_Written request_: Copy each line of the entries below word for word, from first to last.

_Record excerpts_:
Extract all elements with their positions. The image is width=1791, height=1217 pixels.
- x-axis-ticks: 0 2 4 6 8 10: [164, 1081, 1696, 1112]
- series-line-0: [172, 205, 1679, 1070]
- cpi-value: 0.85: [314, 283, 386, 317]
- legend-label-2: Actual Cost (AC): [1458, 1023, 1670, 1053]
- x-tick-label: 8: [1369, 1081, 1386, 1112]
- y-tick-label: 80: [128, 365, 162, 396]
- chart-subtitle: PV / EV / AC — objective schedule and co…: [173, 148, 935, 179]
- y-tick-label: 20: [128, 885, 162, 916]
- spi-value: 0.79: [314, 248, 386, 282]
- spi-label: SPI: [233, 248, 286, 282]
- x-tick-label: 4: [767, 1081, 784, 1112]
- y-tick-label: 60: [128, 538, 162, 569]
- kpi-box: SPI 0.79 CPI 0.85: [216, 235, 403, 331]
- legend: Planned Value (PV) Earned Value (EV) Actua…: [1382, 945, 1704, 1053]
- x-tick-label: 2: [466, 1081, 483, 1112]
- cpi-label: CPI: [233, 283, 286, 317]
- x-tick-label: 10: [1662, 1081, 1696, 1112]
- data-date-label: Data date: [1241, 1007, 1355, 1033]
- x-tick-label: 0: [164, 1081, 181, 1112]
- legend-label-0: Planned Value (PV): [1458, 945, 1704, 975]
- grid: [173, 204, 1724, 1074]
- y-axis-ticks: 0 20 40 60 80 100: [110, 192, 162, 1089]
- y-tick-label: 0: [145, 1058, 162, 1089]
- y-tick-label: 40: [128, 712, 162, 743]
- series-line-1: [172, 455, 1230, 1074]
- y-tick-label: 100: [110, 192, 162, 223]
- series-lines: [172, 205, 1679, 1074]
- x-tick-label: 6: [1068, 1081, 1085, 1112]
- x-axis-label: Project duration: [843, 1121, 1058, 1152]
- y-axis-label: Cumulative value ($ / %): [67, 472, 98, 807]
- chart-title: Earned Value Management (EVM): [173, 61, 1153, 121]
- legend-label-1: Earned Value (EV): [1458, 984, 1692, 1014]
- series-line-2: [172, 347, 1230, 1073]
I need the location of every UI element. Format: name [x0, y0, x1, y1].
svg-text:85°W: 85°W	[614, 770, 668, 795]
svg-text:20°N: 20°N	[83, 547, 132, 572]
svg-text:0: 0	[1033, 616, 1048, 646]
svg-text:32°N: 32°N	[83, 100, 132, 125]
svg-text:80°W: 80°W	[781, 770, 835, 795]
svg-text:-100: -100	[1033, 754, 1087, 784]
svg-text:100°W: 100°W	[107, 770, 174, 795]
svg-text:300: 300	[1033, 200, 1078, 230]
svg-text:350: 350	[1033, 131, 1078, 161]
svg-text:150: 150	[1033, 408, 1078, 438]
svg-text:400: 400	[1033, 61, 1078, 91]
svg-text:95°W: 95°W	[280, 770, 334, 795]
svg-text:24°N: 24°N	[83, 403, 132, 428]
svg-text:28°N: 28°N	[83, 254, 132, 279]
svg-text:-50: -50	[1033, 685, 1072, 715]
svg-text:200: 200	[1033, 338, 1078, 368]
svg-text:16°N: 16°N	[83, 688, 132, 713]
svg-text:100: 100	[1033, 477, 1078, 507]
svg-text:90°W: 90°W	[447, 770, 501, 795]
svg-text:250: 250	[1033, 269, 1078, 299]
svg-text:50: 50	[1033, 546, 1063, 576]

_Answer to the task_:
Extract all elements with their positions. The image is width=1791, height=1217 pixels.
- x-axis-ticks: 0 2 4 6 8 10: [164, 1081, 1696, 1112]
- series-line-0: [172, 205, 1679, 1070]
- cpi-value: 0.85: [314, 283, 386, 317]
- legend-label-2: Actual Cost (AC): [1458, 1023, 1670, 1053]
- x-tick-label: 8: [1369, 1081, 1386, 1112]
- y-tick-label: 80: [128, 365, 162, 396]
- chart-subtitle: PV / EV / AC — objective schedule and co…: [173, 148, 935, 179]
- y-tick-label: 20: [128, 885, 162, 916]
- spi-value: 0.79: [314, 248, 386, 282]
- spi-label: SPI: [233, 248, 286, 282]
- x-tick-label: 4: [767, 1081, 784, 1112]
- y-tick-label: 60: [128, 538, 162, 569]
- kpi-box: SPI 0.79 CPI 0.85: [216, 235, 403, 331]
- legend: Planned Value (PV) Earned Value (EV) Actua…: [1382, 945, 1704, 1053]
- x-tick-label: 2: [466, 1081, 483, 1112]
- cpi-label: CPI: [233, 283, 286, 317]
- x-tick-label: 10: [1662, 1081, 1696, 1112]
- data-date-label: Data date: [1241, 1007, 1355, 1033]
- x-tick-label: 0: [164, 1081, 181, 1112]
- legend-label-0: Planned Value (PV): [1458, 945, 1704, 975]
- grid: [173, 204, 1724, 1074]
- y-axis-ticks: 0 20 40 60 80 100: [110, 192, 162, 1089]
- y-tick-label: 0: [145, 1058, 162, 1089]
- y-tick-label: 40: [128, 712, 162, 743]
- series-line-1: [172, 455, 1230, 1074]
- y-tick-label: 100: [110, 192, 162, 223]
- series-lines: [172, 205, 1679, 1074]
- x-tick-label: 6: [1068, 1081, 1085, 1112]
- x-axis-label: Project duration: [843, 1121, 1058, 1152]
- y-axis-label: Cumulative value ($ / %): [67, 472, 98, 807]
- chart-title: Earned Value Management (EVM): [173, 61, 1153, 121]
- legend-label-1: Earned Value (EV): [1458, 984, 1692, 1014]
- series-line-2: [172, 347, 1230, 1073]
I need the location of every UI element. Format: name [x0, y0, x1, y1].
svg-text:85°W: 85°W	[614, 770, 668, 795]
svg-text:20°N: 20°N	[83, 547, 132, 572]
svg-text:0: 0	[1033, 616, 1048, 646]
svg-text:32°N: 32°N	[83, 100, 132, 125]
svg-text:80°W: 80°W	[781, 770, 835, 795]
svg-text:-100: -100	[1033, 754, 1087, 784]
svg-text:100°W: 100°W	[107, 770, 174, 795]
svg-text:300: 300	[1033, 200, 1078, 230]
svg-text:350: 350	[1033, 131, 1078, 161]
svg-text:150: 150	[1033, 408, 1078, 438]
svg-text:400: 400	[1033, 61, 1078, 91]
svg-text:95°W: 95°W	[280, 770, 334, 795]
svg-text:24°N: 24°N	[83, 403, 132, 428]
svg-text:28°N: 28°N	[83, 254, 132, 279]
svg-text:-50: -50	[1033, 685, 1072, 715]
svg-text:200: 200	[1033, 338, 1078, 368]
svg-text:16°N: 16°N	[83, 688, 132, 713]
svg-text:100: 100	[1033, 477, 1078, 507]
svg-text:90°W: 90°W	[447, 770, 501, 795]
svg-text:250: 250	[1033, 269, 1078, 299]
svg-text:50: 50	[1033, 546, 1063, 576]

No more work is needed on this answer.